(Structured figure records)
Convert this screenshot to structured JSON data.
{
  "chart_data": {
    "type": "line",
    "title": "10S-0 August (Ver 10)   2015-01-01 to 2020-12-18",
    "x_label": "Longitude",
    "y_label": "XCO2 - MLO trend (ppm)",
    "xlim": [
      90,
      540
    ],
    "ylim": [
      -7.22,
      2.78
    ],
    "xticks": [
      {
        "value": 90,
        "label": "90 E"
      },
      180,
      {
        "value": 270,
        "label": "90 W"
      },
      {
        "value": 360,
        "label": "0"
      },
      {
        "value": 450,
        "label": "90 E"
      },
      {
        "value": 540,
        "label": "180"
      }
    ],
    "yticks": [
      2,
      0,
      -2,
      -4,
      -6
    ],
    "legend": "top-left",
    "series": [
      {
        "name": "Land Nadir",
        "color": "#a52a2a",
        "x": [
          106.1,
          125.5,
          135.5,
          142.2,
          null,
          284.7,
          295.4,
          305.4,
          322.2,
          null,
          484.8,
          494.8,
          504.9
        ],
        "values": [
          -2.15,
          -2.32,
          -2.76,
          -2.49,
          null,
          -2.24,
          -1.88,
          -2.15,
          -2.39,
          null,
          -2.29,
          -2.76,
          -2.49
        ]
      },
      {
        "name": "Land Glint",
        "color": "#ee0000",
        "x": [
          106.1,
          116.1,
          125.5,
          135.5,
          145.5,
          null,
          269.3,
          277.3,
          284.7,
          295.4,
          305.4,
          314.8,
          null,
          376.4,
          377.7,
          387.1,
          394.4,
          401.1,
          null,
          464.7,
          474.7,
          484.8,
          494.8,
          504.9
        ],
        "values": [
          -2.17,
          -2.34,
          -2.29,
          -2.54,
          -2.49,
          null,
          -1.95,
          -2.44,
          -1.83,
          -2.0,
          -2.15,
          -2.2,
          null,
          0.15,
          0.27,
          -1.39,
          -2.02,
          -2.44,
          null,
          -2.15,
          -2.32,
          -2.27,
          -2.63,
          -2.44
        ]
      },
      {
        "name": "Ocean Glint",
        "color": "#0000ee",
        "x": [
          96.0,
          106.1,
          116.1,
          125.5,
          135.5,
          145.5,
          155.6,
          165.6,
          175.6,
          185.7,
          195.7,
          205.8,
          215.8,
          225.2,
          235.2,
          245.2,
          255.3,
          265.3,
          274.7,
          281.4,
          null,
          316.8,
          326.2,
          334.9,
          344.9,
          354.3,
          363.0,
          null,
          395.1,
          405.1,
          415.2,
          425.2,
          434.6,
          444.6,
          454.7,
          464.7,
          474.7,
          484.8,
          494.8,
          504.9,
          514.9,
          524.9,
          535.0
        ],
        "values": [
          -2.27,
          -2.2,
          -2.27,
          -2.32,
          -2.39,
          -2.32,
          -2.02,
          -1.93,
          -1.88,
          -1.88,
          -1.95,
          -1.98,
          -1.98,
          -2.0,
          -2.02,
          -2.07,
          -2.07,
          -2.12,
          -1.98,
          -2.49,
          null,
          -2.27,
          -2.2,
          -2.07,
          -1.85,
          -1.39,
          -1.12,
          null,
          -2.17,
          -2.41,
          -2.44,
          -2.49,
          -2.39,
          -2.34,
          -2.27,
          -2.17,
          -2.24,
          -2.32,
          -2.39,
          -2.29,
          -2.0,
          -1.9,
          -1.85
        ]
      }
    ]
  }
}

◆ What the task asks ◆
Your answer should be a single number: the count of lines that contain "name".

◆ Solution to the exercise ◆
3